(Records)

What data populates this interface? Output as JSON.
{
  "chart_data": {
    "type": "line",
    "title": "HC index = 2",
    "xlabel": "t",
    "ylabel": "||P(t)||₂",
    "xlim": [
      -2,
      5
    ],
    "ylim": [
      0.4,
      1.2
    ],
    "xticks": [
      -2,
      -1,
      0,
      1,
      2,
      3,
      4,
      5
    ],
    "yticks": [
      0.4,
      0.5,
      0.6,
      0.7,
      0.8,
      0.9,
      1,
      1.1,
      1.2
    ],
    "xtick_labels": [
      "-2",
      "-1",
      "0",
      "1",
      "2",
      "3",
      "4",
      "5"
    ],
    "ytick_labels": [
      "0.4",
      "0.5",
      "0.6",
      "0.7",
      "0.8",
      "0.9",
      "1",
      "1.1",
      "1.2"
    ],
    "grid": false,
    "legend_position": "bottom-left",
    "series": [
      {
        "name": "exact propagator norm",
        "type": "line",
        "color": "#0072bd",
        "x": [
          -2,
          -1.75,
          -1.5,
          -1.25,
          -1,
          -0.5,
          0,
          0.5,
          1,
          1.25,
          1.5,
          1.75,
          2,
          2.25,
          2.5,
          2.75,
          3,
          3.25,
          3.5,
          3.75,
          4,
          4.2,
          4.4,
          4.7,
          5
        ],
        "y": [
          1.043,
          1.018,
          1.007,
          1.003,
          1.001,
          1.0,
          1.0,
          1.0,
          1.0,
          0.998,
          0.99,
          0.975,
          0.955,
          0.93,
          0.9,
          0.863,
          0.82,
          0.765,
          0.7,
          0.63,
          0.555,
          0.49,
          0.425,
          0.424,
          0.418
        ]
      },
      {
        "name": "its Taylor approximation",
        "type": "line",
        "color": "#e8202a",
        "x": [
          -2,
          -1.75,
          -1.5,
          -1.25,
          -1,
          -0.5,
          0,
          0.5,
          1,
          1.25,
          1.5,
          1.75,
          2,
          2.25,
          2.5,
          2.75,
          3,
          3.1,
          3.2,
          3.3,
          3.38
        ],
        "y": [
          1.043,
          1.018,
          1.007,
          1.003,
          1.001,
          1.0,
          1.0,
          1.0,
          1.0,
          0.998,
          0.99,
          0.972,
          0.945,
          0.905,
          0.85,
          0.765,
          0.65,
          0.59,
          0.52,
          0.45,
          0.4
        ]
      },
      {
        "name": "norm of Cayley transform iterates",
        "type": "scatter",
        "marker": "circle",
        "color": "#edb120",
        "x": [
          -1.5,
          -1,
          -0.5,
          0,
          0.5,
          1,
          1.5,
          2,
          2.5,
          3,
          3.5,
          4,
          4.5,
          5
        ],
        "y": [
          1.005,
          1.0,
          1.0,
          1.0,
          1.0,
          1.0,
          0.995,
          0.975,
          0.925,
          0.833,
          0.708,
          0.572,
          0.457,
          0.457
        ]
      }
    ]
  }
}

> _Set exercise_:
Sift the material for lines with the string "norm". Copy each one found.

> _Written response_:
        "name": "exact propagator norm",
        "name": "norm of Cayley transform iterates",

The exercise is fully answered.